WHAT IS BEING ASKED: Keep only the lines where "史蒂夫带他去看一场新电影作为款待" appears.

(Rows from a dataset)

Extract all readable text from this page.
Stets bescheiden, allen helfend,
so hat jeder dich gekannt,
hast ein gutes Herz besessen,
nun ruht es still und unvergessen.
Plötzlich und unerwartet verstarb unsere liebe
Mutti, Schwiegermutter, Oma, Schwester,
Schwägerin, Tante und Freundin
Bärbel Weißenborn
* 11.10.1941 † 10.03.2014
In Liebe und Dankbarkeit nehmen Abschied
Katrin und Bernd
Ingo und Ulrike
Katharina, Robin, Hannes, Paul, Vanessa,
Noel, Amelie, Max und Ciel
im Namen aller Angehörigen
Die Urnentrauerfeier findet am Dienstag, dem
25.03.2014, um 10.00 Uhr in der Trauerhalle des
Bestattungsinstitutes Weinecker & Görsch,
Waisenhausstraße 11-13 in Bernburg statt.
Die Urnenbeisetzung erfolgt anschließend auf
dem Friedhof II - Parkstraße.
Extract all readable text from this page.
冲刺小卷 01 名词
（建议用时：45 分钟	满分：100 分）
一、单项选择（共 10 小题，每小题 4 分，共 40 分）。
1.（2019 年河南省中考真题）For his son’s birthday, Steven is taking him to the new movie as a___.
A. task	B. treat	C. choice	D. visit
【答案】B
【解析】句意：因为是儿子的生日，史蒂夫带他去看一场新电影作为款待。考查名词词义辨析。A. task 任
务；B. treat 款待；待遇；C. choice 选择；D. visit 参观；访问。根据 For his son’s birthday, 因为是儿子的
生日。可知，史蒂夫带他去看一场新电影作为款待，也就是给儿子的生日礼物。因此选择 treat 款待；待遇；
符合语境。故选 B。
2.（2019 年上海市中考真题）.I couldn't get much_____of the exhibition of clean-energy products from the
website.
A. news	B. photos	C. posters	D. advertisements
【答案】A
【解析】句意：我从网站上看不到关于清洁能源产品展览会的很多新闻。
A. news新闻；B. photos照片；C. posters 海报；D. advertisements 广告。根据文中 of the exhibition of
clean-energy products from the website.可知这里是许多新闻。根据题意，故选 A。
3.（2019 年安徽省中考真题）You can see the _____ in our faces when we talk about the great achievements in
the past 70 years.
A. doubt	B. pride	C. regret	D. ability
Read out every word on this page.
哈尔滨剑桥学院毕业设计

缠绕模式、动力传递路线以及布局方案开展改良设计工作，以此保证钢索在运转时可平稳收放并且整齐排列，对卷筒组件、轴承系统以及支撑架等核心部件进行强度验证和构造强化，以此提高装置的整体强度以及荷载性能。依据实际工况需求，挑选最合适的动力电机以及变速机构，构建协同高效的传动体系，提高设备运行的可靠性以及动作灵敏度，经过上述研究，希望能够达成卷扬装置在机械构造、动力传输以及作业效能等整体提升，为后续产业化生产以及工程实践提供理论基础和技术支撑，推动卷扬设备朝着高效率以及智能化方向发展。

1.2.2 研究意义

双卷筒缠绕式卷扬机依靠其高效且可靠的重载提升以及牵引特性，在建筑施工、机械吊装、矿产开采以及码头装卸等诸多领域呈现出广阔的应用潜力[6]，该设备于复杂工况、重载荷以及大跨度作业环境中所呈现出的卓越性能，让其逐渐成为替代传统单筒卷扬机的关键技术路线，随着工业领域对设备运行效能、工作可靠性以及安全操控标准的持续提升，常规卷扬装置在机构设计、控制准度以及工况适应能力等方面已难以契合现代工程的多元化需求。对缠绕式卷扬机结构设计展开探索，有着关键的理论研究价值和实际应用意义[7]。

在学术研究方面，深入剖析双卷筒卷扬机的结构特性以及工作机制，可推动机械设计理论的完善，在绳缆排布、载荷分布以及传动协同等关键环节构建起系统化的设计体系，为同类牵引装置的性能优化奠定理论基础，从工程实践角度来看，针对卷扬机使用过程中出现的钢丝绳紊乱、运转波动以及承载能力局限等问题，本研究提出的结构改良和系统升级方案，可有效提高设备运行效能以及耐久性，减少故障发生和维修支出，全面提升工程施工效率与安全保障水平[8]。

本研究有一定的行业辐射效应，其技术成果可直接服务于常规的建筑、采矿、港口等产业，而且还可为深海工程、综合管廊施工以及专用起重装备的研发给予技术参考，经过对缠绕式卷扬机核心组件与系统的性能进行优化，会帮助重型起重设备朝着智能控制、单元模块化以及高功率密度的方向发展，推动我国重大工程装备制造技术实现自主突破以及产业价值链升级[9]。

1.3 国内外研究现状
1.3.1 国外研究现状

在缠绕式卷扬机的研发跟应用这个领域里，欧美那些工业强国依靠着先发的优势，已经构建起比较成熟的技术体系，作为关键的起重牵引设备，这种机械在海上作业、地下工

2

SOLUTION TO THIS TASK:
【解析】句意：因为是儿子的生日，史蒂夫带他去看一场新电影作为款待。考查名词词义辨析。A. task 任
生日。可知，史蒂夫带他去看一场新电影作为款待，也就是给儿子的生日礼物。因此选择 treat 款待；待遇；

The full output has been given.